SECCIÓN DE TEXTO:
──────────────────────────────

Columna de Ascanio Cavallo: Venezuela, Venezuela

REUTERS/Leonardo Fernandez Viloria.


Las elecciones de hoy en Venezuela son un parteaguas en todo el continente. Nadie se puede sentir lejano. Los siete millones de venezolanos que huyeron de su país han pasado a formar parte del patrimonio de toda la región; son nuevos ciudadanos en muchas partes, en grandes urbes y en pequeños pueblos, y están formando nuevos hogares lejos de los suyos.

Es útil recordar que estos comicios nacen de un acuerdo firmado entre el régimen de Nicolás Maduro y representantes de la oposición en octubre del 2023, en Barbados, con el acompañamiento de siete países. Siete días después de la firma, el régimen descalificó las primarias realizadas por los opositores. En enero, confirmó la proscripción de la triunfadora, María Corina Machado, y ordenó el arresto de varios dirigentes de su entorno.

En marzo, el oficialismo dio por “superado” el acuerdo de Barbados firmando uno nuevo, esta vez con grupos afines al gobierno. En mayo, revocó la invitación a la Unión Europea para que enviase una misión de observadores. Esas decisiones fueron adoptadas por diversas partes del aparato estatal, todas controladas por el madurismo.

El hecho macizo es que en siete meses el régimen ya había despedazado los acuerdos orientados a promover “los derechos políticos y las garantías electorales para todos”. De ahí el escepticismo de la comunidad internacional respecto de lo que ocurrirá hoy. Se trata de una elección por debajo de los mínimos estándares democráticos.

Si los más de cuatro millones de adultos exiliados de Venezuela, que formarían más de un 20% del padrón, pudiesen votar, no cabe ninguna duda de cuál sería el resultado. Pero el régimen también previó esto y creó tantas trabas para inscribirse en el exterior, que sólo podrán votar menos de 70 mil. Quedan los casi 17 millones de ciudadanos del interior.

──────────────────────────────

LO QUE SE PIDE: Prosigue la columna sobre las elecciones en Venezuela justo después de su última oración.

MATERIAL PROPORCIONADO:
──────────────────────────────

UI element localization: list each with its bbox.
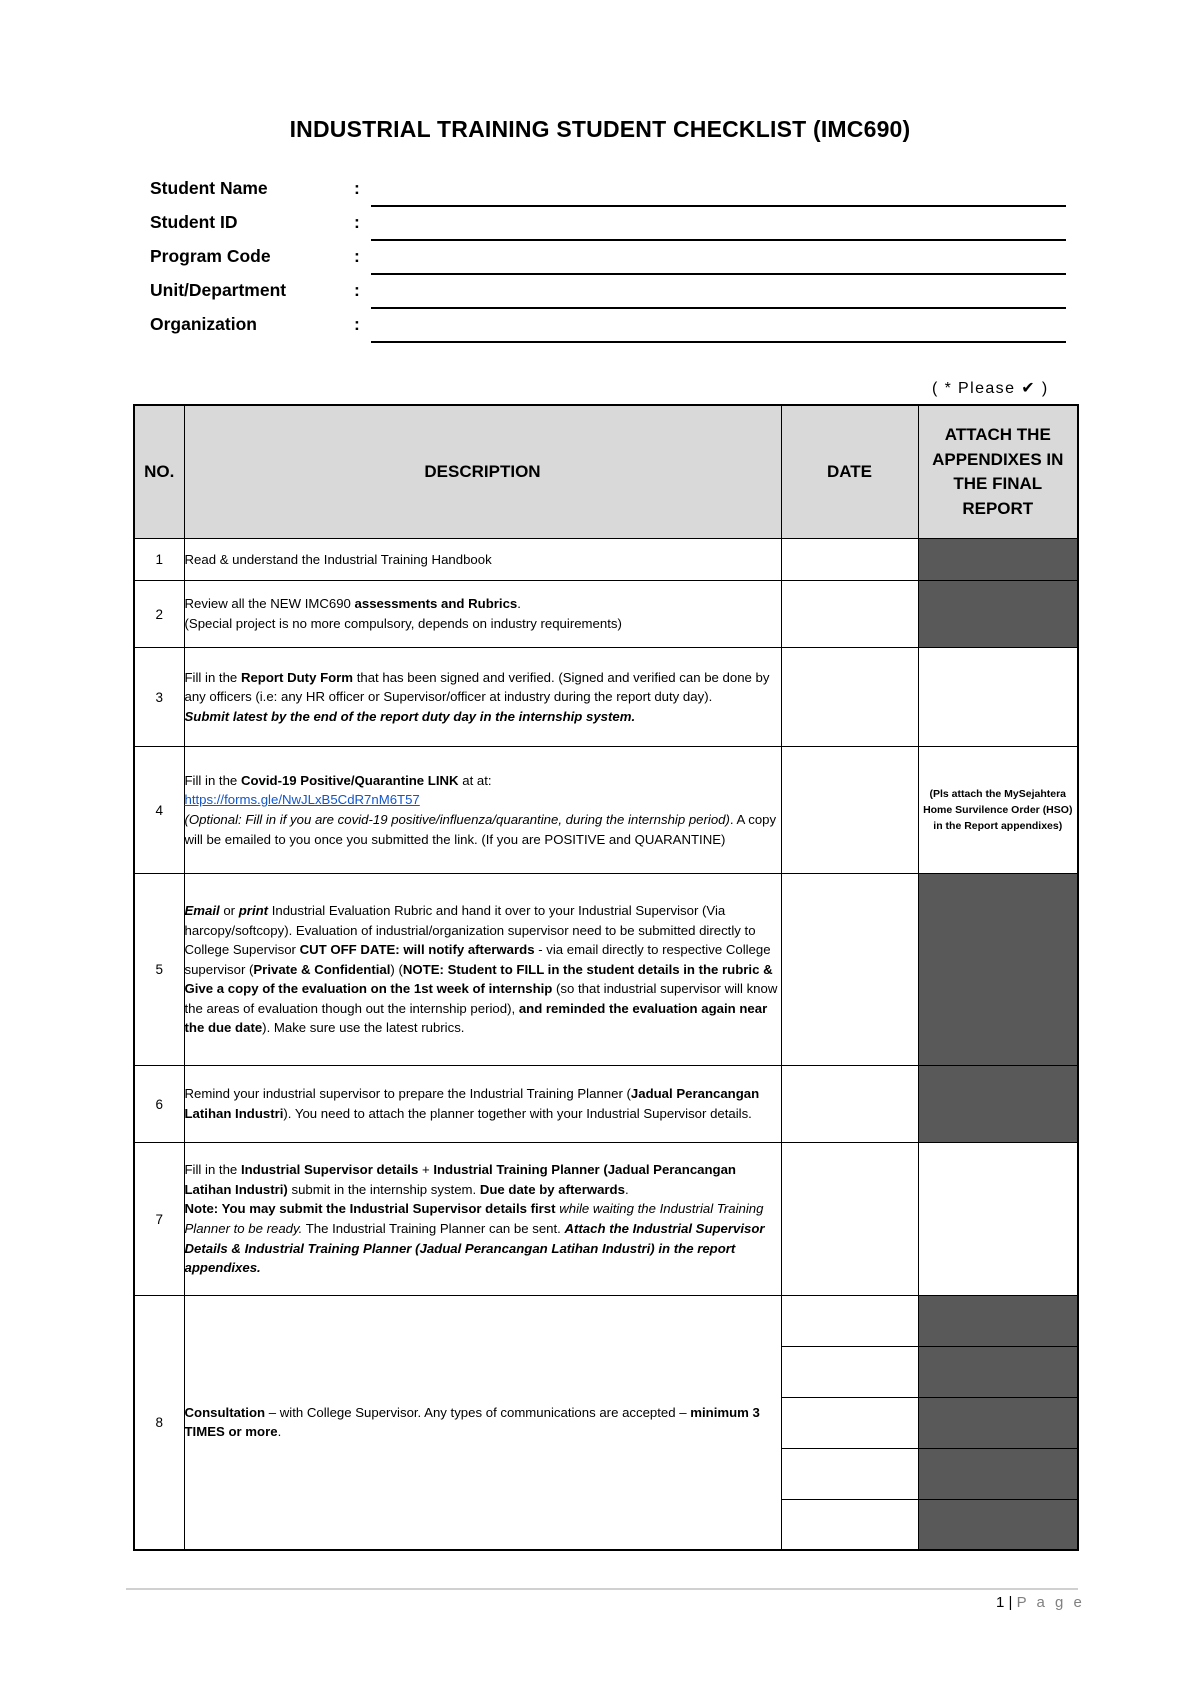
text-run-bold: assessments and Rubrics (354, 596, 518, 612)
student-id-row (150, 212, 1070, 242)
table-row (134, 1143, 1078, 1296)
attach-note-text: (Pls attach the MySejahtera Home Survilence Order (HSO) in the Report appendixes) (923, 788, 1073, 832)
program-code-label: Program Code (150, 246, 271, 266)
text-run: Industrial Evaluation Rubric and hand it over to your Industrial Supervisor (Via harcopy/softcopy). Evaluation of industrial/organization supervisor need to be submitted directly to College Supervisor (184, 902, 756, 958)
text-run-bold: Due date by afterwards (479, 1181, 625, 1197)
table-row (134, 1066, 1078, 1143)
text-run: The Industrial Training Planner can be sent. (302, 1221, 565, 1236)
text-run-italic: (Optional: Fill in if you are covid-19 positive/influenza/quarantine, during the internship period) (184, 812, 730, 827)
text-run-bold: Note: You may submit the Industrial Supervisor details first (184, 1201, 556, 1217)
date-cell[interactable] (781, 1143, 918, 1296)
text-run-bold: CUT OFF DATE: will notify afterwards (299, 942, 535, 958)
text-run-bold-italic: print (238, 902, 269, 918)
date-cell[interactable] (781, 648, 918, 747)
row-description (184, 648, 781, 747)
date-cell[interactable] (781, 539, 918, 581)
text-run-bold: Industrial Supervisor details (240, 1162, 419, 1178)
consultation-date-cell[interactable] (781, 1398, 918, 1449)
table-row (134, 581, 1078, 648)
student-id-field[interactable] (371, 239, 1066, 241)
date-cell[interactable] (781, 581, 918, 648)
attach-checkbox-cell[interactable] (918, 1143, 1078, 1296)
unit-department-row (150, 280, 1070, 310)
attach-cell-shaded (918, 1398, 1078, 1449)
text-run: . A copy will be emailed to you once you submitted the link. (If you are POSITIVE and QUARANTINE) (184, 812, 777, 847)
text-run: Fill in the (184, 1162, 241, 1178)
text-run: ). Make sure use the latest rubrics. (262, 1020, 465, 1036)
unit-department-label: Unit/Department (150, 280, 287, 300)
row-number: 3 (134, 648, 184, 747)
page-separator: | (1004, 1594, 1017, 1611)
program-code-field[interactable] (371, 273, 1066, 275)
header-no: NO. (134, 405, 184, 539)
row-number: 1 (134, 539, 184, 581)
text-run-bold: and reminded the evaluation again near the due date (184, 1000, 768, 1036)
header-attach-appendixes: ATTACH THE APPENDIXES IN THE FINAL REPORT (918, 405, 1078, 539)
table-row (134, 648, 1078, 747)
date-cell[interactable] (781, 874, 918, 1066)
text-run: . (517, 596, 521, 612)
program-code-row (150, 246, 1070, 276)
text-run: (Special project is no more compulsory, depends on industry requirements) (184, 616, 622, 631)
row-description (184, 1143, 781, 1296)
attach-note-cell[interactable] (918, 747, 1078, 874)
row-number: 6 (134, 1066, 184, 1143)
student-name-row (150, 178, 1070, 208)
unit-department-field[interactable] (371, 307, 1066, 309)
page-footer (996, 1594, 1085, 1611)
text-run: that has been signed and verified. (Signed and verified can be done by any officers (i.e: any HR officer or Supervisor/officer at industry during the report duty day). (184, 669, 770, 705)
field-colon: : (354, 246, 360, 266)
page-label: P a g e (1016, 1594, 1085, 1611)
text-run-bold: Jadual Perancangan Latihan Industri (184, 1086, 760, 1121)
text-run: submit in the internship system. (287, 1181, 480, 1197)
text-run: Remind your industrial supervisor to prepare the Industrial Training Planner ( (184, 1086, 631, 1102)
table-header-row (134, 405, 1078, 539)
text-run: . (277, 1424, 282, 1440)
text-run: or (219, 902, 239, 918)
covid-form-link[interactable]: https://forms.gle/NwJLxB5CdR7nM6T57 (184, 792, 420, 808)
row-number: 5 (134, 874, 184, 1066)
text-run: (so that industrial supervisor will know the areas of evaluation though out the internship period), (184, 981, 778, 1016)
row-description (184, 1296, 781, 1550)
organization-row (150, 314, 1070, 344)
text-run: Fill in the (184, 772, 241, 788)
text-run: - via email directly to respective College supervisor ( (184, 942, 771, 977)
text-run-bold-italic: Email (184, 902, 220, 918)
text-run-bold: Private & Confidential (253, 961, 391, 977)
row-description (184, 747, 781, 874)
organization-label: Organization (150, 314, 257, 334)
student-name-field[interactable] (371, 205, 1066, 207)
attach-cell-shaded (918, 539, 1078, 581)
text-run-bold-italic: Submit latest by the end of the report duty day in the internship system. (184, 708, 636, 724)
header-date: DATE (781, 405, 918, 539)
text-run-bold-italic: Attach the Industrial Supervisor Details & Industrial Training Planner (Jadual Perancangan Latihan Industri) in the report appendixes. (184, 1221, 765, 1276)
attach-cell-shaded (918, 581, 1078, 648)
student-id-label: Student ID (150, 212, 238, 232)
text-run-bold: Covid-19 Positive/Quarantine LINK (240, 772, 459, 788)
consultation-date-cell[interactable] (781, 1500, 918, 1550)
field-colon: : (354, 280, 360, 300)
consultation-date-cell[interactable] (781, 1449, 918, 1500)
attach-checkbox-cell[interactable] (918, 648, 1078, 747)
row-description: Read & understand the Industrial Training Handbook (184, 539, 781, 581)
checklist-table (133, 404, 1079, 1551)
text-run-bold: minimum 3 TIMES or more (184, 1404, 760, 1440)
row-description (184, 874, 781, 1066)
row-number: 4 (134, 747, 184, 874)
row-number: 2 (134, 581, 184, 648)
attach-cell-shaded (918, 1296, 1078, 1347)
table-row (134, 539, 1078, 581)
text-run: + (418, 1162, 434, 1178)
header-description: DESCRIPTION (184, 405, 781, 539)
text-run: Fill in the (184, 669, 241, 685)
text-run: – with College Supervisor. Any types of communications are accepted – (265, 1404, 691, 1420)
consultation-date-cell[interactable] (781, 1296, 918, 1347)
student-name-label: Student Name (150, 178, 268, 198)
page-number: 1 (996, 1594, 1005, 1611)
document-title: INDUSTRIAL TRAINING STUDENT CHECKLIST (IMC690) (289, 116, 911, 142)
field-colon: : (354, 314, 360, 334)
table-row (134, 874, 1078, 1066)
text-run-bold: NOTE: Student to FILL in the student details in the rubric & Give a copy of the evaluation on the 1st week of internship (184, 961, 773, 997)
table-row (134, 747, 1078, 874)
row-description (184, 1066, 781, 1143)
attach-cell-shaded (918, 1347, 1078, 1398)
organization-field[interactable] (371, 341, 1066, 343)
table-row (134, 1296, 1078, 1347)
field-colon: : (354, 178, 360, 198)
date-cell[interactable] (781, 1066, 918, 1143)
text-run-bold: Consultation (184, 1404, 266, 1420)
text-run-italic: while waiting the Industrial Training Planner to be ready. (184, 1201, 764, 1236)
text-run: Review all the NEW IMC690 (184, 596, 355, 612)
please-tick-note: ( * Please ✔ ) (932, 380, 1049, 397)
text-run: ). You need to attach the planner together with your Industrial Supervisor details. (283, 1106, 752, 1121)
footer-divider (126, 1588, 1078, 1590)
text-run-bold: Report Duty Form (240, 669, 354, 685)
row-number: 7 (134, 1143, 184, 1296)
attach-cell-shaded (918, 1066, 1078, 1143)
text-run: ) ( (390, 961, 403, 977)
text-run: at at: (458, 772, 492, 788)
consultation-date-cell[interactable] (781, 1347, 918, 1398)
row-number: 8 (134, 1296, 184, 1550)
attach-cell-shaded (918, 874, 1078, 1066)
attach-cell-shaded (918, 1500, 1078, 1550)
row-description (184, 581, 781, 648)
date-cell[interactable] (781, 747, 918, 874)
field-colon: : (354, 212, 360, 232)
attach-cell-shaded (918, 1449, 1078, 1500)
text-run: . (624, 1181, 629, 1197)
text-run-bold: Industrial Training Planner (Jadual Perancangan Latihan Industri) (184, 1162, 736, 1197)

──────────────────────────────

RESULTADO DEL EJERCICIO:
Todos los estudios de opinión dan el triunfo a Edmundo González, un apacible exdiplomático que se ha convertido en un balazo electoral. Tendrá que sobreponerse a ciertos rasgos circenses del sistema: en el voto impreso aparece 13 veces la cara de Maduro, y hay un candidato de paja que figura a nombre de dos partidos que se llaman igual que los tradicionales, Copei y AD.

La ventaja de la oposición -unida por primera vez- parece tan sólida, que las principales preocupaciones de la comunidad internacional han pasado a ser otras dos: primero, el larguísimo período (casi seis meses) que media entre las elecciones y la asunción del ganador, tan extenso que hace posible imaginar muchas maneras de no llegar al momento aciago (hasta una guerra, como la que se ha preanunciado en el Esequibo), y luego, el tipo de garantías que la actual oposición tendría que ofrecer al madurismo para hacer posible una transición pacífica.

En lo primero, poco se puede hacer, salvo formular las advertencias del caso y subir al máximo el costo de una disrupción del proceso.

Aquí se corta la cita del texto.